McCain vs. The Times

It was the kind of press conference no presidential contender wants to have to call. But last Wednesday morning in Toledo, Ohio, beneath too-bright television lights, Sen. and Mrs. John McCain found themselves taking questions about sex and power. In response to reporters, McCain referred to the lobbyist Vicki Iseman as his "friend." But what, exactly, is a friend in Washington? Journalists are friends with their sources to get them to leak information. Politicians are friends with journalists to spin them. Lobbyists are friends with politicians to get them to support legislation that helps clients. Politicians are friends with lobbyists to get campaign contributions. "If you want a real friend in Washington," goes the old saying, "get a dog."

It's often more complicated than that. Iseman, who was a 32-year-old, attractive, single woman when she began lobbying McCain in 1999, may have enjoyed flirting with a war hero who is fun to be around. If McCain, a married man who was 63 at the time, wasn't a little flattered by the attention, he would be unusual. But that doesn't mean they were sleeping together or that he was performing legislative favors for her.

Still, The New York Times implied as much. In a front-page article reviewing McCain's long history with lobbyists, but zeroing in on Iseman's ties to the Arizona senator when he was preparing to run for president in 1999, the Times wrote: "Convinced the relationship had become romantic, some of his top advisers intervened to protect the candidate from himself—instructing staff members to block the woman's access, privately warning her away and repeatedly confronting him, several people involved in the campaign said on the condition of anonymity."

- **WHAT THE TASK ASKS**:
In the article on McCain and The New York Times, what city was McCain in when he held the press conference?

- **Element boundary records**:
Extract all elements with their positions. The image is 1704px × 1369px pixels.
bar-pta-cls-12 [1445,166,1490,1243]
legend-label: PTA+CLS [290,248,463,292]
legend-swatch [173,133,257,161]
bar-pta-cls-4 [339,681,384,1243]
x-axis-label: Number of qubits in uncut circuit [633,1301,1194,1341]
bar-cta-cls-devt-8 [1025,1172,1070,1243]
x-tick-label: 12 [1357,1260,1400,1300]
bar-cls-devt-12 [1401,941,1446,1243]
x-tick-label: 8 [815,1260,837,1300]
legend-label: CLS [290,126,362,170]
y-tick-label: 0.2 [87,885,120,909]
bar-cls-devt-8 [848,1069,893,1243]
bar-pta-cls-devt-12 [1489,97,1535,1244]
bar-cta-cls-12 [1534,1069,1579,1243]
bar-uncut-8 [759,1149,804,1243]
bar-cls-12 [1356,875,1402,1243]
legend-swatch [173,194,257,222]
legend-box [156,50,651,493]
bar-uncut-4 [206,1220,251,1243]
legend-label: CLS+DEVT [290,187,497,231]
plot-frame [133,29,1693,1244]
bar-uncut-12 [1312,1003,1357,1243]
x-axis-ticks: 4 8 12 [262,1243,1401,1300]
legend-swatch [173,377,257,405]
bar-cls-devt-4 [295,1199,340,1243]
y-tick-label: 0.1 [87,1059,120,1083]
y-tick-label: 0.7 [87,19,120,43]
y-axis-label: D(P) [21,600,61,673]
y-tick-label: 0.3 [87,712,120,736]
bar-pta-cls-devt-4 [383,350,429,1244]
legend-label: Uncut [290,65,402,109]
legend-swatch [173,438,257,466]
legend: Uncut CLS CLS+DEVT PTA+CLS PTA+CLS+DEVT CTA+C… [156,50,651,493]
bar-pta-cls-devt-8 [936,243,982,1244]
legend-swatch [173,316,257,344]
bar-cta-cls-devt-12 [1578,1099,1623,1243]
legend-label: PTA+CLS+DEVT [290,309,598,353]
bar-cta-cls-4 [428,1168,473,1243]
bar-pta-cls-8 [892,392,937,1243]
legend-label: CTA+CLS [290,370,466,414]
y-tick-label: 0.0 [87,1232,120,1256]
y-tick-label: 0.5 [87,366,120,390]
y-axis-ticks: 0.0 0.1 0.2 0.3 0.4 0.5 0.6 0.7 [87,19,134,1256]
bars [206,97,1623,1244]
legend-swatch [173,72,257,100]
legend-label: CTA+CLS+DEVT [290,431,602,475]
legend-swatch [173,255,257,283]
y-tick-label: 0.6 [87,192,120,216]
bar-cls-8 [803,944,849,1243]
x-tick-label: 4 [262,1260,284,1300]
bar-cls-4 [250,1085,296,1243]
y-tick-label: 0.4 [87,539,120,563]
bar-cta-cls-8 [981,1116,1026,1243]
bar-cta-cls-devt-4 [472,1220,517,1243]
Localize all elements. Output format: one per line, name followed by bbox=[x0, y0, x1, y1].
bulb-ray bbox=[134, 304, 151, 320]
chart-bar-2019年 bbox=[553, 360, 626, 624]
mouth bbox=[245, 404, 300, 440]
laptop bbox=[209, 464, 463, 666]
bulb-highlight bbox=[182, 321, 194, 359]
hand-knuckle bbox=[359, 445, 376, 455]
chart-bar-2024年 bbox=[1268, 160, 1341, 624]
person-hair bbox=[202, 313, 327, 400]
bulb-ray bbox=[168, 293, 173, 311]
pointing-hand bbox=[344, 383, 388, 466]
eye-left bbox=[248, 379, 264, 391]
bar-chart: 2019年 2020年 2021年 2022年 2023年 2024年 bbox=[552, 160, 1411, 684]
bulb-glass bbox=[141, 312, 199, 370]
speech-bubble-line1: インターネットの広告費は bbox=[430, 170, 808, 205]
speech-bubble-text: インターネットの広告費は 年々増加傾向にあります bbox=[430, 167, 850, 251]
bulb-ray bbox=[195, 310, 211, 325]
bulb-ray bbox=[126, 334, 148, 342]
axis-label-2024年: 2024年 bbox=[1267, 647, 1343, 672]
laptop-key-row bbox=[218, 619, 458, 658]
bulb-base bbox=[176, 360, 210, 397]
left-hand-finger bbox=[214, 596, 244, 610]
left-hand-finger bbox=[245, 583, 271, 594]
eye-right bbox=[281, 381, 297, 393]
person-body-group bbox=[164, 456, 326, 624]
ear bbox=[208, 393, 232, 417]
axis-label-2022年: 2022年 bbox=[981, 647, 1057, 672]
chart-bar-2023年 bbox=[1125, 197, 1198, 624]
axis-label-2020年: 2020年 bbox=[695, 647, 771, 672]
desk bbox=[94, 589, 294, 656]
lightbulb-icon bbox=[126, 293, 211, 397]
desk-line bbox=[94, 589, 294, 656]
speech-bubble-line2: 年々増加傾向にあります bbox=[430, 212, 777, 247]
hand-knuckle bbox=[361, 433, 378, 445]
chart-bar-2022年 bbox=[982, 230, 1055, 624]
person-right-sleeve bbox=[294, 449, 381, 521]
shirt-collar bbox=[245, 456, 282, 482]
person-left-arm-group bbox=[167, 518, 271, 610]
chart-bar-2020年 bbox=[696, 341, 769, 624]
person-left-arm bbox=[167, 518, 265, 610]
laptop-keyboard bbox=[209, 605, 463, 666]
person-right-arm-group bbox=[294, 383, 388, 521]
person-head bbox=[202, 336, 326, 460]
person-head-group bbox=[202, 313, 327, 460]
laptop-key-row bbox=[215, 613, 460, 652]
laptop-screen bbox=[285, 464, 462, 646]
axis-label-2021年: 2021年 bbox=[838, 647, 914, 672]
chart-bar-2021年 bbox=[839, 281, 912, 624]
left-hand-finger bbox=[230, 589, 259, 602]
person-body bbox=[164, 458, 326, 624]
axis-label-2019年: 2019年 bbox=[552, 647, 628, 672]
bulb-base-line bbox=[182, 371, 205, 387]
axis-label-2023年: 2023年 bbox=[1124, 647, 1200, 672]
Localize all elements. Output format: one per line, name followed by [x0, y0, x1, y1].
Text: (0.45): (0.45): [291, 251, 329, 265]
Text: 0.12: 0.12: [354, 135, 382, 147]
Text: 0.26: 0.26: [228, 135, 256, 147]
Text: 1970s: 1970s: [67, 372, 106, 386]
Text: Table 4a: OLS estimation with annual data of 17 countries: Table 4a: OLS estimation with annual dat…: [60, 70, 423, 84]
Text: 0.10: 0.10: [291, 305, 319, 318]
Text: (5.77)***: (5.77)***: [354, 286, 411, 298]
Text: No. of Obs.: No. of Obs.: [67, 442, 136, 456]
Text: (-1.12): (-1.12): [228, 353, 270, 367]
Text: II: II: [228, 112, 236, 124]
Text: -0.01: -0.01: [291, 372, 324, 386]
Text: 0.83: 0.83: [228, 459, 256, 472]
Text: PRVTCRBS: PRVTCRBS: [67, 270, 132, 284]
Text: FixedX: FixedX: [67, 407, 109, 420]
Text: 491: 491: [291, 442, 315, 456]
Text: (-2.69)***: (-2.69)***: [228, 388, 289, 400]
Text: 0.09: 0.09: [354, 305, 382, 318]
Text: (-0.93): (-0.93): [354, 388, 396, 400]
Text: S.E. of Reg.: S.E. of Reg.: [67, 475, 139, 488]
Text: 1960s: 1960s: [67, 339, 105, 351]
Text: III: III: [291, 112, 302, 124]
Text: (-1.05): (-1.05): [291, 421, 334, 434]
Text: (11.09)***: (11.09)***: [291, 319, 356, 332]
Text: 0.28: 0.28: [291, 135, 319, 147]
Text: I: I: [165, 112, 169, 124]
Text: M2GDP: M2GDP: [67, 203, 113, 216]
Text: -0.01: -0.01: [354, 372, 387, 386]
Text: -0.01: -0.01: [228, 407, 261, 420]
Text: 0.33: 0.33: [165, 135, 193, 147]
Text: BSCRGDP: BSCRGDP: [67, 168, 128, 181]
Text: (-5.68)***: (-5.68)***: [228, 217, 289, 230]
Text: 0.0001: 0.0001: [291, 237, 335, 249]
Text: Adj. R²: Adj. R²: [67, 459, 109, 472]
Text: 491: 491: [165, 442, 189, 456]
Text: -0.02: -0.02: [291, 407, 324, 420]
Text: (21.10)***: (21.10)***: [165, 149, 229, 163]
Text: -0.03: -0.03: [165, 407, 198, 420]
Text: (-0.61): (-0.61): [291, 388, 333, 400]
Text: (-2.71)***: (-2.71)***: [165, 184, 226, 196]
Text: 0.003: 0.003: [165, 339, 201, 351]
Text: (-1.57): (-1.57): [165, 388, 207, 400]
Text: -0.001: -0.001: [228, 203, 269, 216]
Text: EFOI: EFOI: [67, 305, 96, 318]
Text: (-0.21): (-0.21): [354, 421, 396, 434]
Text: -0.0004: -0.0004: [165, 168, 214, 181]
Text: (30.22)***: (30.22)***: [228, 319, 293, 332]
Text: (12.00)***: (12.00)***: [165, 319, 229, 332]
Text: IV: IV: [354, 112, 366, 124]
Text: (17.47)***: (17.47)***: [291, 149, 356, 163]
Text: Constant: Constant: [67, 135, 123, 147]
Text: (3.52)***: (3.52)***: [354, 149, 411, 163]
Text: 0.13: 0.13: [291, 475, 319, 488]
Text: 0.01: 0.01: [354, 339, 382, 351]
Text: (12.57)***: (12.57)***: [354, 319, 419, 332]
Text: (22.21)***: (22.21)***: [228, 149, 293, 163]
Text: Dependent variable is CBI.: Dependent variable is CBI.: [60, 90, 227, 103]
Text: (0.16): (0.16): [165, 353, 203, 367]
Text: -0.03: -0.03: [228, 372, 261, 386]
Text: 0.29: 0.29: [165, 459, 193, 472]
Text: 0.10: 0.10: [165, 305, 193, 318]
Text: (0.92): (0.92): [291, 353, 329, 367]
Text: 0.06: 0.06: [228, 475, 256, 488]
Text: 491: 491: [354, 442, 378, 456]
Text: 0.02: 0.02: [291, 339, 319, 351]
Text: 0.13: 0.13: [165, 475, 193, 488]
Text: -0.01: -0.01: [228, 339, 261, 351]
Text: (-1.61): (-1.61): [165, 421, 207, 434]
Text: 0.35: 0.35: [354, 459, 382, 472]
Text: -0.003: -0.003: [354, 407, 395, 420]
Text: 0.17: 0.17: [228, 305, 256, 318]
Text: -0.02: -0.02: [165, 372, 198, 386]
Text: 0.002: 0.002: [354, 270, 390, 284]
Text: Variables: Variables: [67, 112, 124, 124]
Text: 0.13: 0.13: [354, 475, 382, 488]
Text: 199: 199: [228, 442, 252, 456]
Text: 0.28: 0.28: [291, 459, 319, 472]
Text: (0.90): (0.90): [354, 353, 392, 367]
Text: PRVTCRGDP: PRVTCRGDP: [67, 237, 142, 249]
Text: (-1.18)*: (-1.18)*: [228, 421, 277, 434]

- **SOLUTION TO THIS EXERCISE**:
Toledo, Ohio